## Exercise brief
All entries below need to be written out exactly, but without their pictures.
++++++++++
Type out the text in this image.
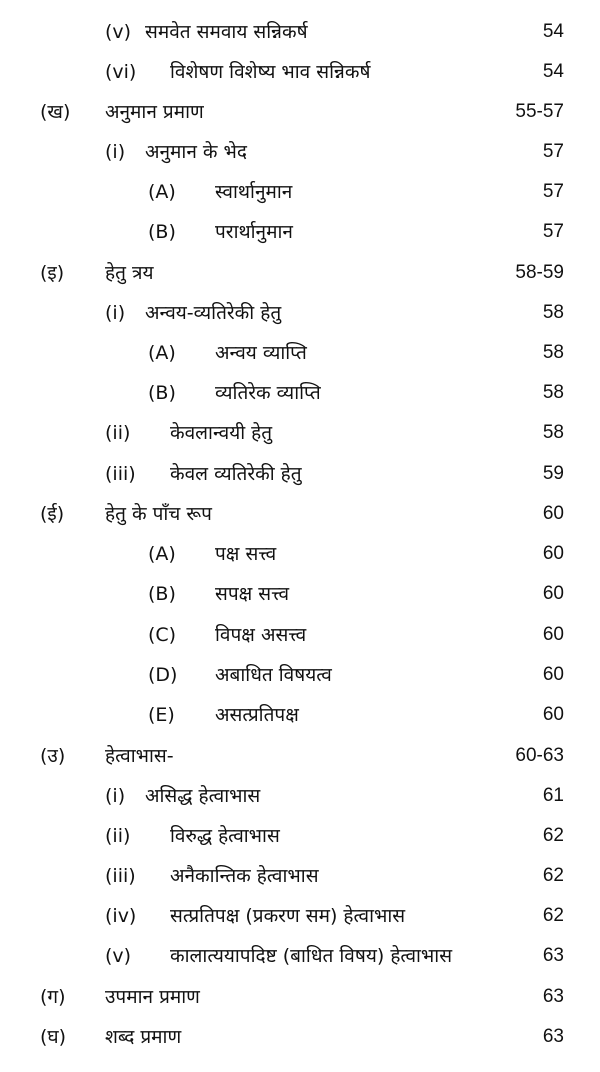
(v) समवेत समवाय सन्निकर्ष	54
(vi) विशेषण विशेष्य भाव सन्निकर्ष	54
(ख) अनुमान प्रमाण	55-57
(i) अनुमान के भेद	57
(A) स्वार्थानुमान	57
(B) परार्थानुमान	57
(इ) हेतु त्रय	58-59
(i) अन्वय-व्यतिरेकी हेतु	58
(A) अन्वय व्याप्ति	58
(B) व्यतिरेक व्याप्ति	58
(ii) केवलान्वयी हेतु	58
(iii) केवल व्यतिरेकी हेतु	59
(ई) हेतु के पाँच रूप	60
(A) पक्ष सत्त्व	60
(B) सपक्ष सत्त्व	60
(C) विपक्ष असत्त्व	60
(D) अबाधित विषयत्व	60
(E) असत्प्रतिपक्ष	60
(उ) हेत्वाभास-	60-63
(i) असिद्ध हेत्वाभास	61
(ii) विरुद्ध हेत्वाभास	62
(iii) अनैकान्तिक हेत्वाभास	62
(iv) सत्प्रतिपक्ष (प्रकरण सम) हेत्वाभास	62
(v) कालात्ययापदिष्ट (बाधित विषय) हेत्वाभास	63
(ग) उपमान प्रमाण	63
(घ) शब्द प्रमाण	63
++++++++++
## Solution
Type out the text in this image.
(v) समवेत समवाय सन्निकर्ष	54
(vi) विशेषण विशेष्य भाव सन्निकर्ष	54
(ख) अनुमान प्रमाण	55-57
(i) अनुमान के भेद	57
(A) स्वार्थानुमान	57
(B) परार्थानुमान	57
(इ) हेतु त्रय	58-59
(i) अन्वय-व्यतिरेकी हेतु	58
(A) अन्वय व्याप्ति	58
(B) व्यतिरेक व्याप्ति	58
(ii) केवलान्वयी हेतु	58
(iii) केवल व्यतिरेकी हेतु	59
(ई) हेतु के पाँच रूप	60
(A) पक्ष सत्त्व	60
(B) सपक्ष सत्त्व	60
(C) विपक्ष असत्त्व	60
(D) अबाधित विषयत्व	60
(E) असत्प्रतिपक्ष	60
(उ) हेत्वाभास-	60-63
(i) असिद्ध हेत्वाभास	61
(ii) विरुद्ध हेत्वाभास	62
(iii) अनैकान्तिक हेत्वाभास	62
(iv) सत्प्रतिपक्ष (प्रकरण सम) हेत्वाभास	62
(v) कालात्ययापदिष्ट (बाधित विषय) हेत्वाभास	63
(ग) उपमान प्रमाण	63
(घ) शब्द प्रमाण	63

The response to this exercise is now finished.